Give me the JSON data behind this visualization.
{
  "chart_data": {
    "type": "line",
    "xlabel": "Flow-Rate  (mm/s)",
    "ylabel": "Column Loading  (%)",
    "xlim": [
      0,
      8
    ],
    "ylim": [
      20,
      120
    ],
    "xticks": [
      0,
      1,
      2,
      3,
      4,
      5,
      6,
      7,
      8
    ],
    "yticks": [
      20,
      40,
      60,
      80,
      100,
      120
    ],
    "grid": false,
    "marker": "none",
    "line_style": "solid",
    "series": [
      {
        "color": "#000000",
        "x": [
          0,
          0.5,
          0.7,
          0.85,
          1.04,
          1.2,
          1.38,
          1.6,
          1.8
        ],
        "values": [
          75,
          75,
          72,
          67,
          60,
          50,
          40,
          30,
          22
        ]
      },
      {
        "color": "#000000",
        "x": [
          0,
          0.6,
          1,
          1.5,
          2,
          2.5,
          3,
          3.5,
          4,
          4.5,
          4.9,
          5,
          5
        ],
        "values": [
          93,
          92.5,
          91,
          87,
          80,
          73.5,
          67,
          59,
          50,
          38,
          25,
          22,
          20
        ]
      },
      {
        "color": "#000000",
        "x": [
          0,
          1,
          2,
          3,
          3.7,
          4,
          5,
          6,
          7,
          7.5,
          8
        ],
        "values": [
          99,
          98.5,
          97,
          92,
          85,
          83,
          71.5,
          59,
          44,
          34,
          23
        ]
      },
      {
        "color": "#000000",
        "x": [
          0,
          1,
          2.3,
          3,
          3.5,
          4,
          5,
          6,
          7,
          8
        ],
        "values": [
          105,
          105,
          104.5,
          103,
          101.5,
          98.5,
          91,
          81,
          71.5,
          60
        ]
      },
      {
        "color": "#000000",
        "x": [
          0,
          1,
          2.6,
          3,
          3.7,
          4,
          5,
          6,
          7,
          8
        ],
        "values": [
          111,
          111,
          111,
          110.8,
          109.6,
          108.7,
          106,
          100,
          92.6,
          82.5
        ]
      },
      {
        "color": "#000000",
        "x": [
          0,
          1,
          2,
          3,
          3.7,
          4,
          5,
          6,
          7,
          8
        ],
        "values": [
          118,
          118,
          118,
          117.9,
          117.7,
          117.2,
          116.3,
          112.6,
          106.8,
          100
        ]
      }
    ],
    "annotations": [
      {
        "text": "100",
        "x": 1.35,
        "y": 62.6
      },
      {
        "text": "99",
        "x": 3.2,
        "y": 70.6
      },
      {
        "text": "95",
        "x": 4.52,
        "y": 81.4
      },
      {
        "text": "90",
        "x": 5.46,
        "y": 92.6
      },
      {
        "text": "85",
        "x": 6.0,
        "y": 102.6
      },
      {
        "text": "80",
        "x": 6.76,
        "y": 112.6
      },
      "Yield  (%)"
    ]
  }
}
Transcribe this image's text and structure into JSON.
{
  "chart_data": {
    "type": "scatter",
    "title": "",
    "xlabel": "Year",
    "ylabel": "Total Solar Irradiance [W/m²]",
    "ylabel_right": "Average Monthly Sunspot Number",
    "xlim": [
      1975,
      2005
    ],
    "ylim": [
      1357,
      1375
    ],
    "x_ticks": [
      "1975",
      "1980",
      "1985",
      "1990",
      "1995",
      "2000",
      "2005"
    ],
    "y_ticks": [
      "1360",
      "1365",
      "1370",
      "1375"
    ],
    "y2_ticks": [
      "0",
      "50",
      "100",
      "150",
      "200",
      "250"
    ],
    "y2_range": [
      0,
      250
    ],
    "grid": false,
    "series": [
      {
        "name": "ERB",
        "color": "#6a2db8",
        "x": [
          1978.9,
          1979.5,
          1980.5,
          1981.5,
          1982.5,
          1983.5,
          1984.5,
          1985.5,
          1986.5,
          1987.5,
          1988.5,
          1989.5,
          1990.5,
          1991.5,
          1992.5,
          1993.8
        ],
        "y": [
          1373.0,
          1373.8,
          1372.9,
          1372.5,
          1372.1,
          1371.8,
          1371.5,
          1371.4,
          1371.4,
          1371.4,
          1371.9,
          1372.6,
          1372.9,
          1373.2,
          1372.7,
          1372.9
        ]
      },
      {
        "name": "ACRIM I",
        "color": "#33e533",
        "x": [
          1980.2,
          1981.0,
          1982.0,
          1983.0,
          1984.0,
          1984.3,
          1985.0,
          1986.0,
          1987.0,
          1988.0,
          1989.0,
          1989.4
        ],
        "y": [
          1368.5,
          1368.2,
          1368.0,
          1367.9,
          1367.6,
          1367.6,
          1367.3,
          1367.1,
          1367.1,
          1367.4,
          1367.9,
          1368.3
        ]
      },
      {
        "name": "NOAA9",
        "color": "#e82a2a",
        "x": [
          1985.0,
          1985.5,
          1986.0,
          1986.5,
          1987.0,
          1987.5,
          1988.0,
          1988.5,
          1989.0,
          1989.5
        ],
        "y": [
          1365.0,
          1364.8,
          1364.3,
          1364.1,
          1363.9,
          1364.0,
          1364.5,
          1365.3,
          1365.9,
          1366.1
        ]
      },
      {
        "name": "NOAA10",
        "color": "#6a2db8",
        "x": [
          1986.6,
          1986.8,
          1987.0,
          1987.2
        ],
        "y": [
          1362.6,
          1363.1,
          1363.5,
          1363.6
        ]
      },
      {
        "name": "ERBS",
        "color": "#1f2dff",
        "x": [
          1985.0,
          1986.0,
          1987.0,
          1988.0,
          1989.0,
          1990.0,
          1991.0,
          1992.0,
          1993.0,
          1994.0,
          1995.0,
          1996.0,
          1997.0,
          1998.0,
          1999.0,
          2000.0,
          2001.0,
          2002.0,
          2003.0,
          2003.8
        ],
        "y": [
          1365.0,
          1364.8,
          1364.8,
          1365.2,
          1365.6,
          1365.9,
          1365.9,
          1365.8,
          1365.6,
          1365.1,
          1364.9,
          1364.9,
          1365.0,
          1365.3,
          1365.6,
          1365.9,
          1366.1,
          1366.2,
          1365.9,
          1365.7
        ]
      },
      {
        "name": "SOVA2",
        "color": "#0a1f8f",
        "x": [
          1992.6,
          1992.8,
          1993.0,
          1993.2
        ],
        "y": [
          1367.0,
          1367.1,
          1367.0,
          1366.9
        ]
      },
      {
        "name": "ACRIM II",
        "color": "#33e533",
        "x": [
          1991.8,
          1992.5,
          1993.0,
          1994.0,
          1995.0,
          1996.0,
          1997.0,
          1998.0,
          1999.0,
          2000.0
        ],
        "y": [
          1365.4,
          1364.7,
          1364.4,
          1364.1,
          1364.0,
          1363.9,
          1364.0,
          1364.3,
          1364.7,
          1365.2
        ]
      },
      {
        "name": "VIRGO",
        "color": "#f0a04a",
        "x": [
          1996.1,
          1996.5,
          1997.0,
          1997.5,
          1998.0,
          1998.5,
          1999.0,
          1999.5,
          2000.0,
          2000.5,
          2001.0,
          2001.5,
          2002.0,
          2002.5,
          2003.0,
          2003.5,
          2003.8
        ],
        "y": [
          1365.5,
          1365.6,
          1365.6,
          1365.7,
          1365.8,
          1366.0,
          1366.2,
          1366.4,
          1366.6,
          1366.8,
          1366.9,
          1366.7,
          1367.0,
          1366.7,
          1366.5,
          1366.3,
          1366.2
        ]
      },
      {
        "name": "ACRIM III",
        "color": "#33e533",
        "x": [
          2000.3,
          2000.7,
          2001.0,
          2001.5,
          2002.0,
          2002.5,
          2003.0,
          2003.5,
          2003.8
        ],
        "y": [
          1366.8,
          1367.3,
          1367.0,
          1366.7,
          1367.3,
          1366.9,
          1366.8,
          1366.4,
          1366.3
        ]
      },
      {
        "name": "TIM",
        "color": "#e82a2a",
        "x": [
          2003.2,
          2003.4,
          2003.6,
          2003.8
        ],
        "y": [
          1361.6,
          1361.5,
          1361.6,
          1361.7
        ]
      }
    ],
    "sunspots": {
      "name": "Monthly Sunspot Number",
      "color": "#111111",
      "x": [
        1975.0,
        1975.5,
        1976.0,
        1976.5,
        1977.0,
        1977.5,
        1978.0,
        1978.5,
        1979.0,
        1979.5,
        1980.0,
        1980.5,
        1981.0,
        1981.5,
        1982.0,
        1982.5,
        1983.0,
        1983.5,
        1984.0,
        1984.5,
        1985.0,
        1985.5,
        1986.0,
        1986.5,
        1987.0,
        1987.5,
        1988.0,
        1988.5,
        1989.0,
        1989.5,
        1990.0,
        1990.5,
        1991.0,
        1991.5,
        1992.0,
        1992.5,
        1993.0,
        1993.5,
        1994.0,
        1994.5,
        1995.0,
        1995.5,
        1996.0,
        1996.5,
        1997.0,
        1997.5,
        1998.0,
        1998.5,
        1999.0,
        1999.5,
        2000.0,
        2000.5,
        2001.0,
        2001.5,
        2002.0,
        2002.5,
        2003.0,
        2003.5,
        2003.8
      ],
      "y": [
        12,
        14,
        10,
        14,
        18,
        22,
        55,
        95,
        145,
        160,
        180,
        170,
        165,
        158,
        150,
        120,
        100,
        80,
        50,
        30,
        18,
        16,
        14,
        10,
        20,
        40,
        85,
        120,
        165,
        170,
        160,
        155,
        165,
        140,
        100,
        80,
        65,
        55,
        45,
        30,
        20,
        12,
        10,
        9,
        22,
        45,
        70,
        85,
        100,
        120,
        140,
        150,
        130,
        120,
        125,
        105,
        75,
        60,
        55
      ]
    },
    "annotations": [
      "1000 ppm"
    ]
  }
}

..........

■ Directive ■
Copy all lines from the data that hold the word "Number".

■ Reply ■
    "ylabel_right": "Average Monthly Sunspot Number",
      "name": "Monthly Sunspot Number",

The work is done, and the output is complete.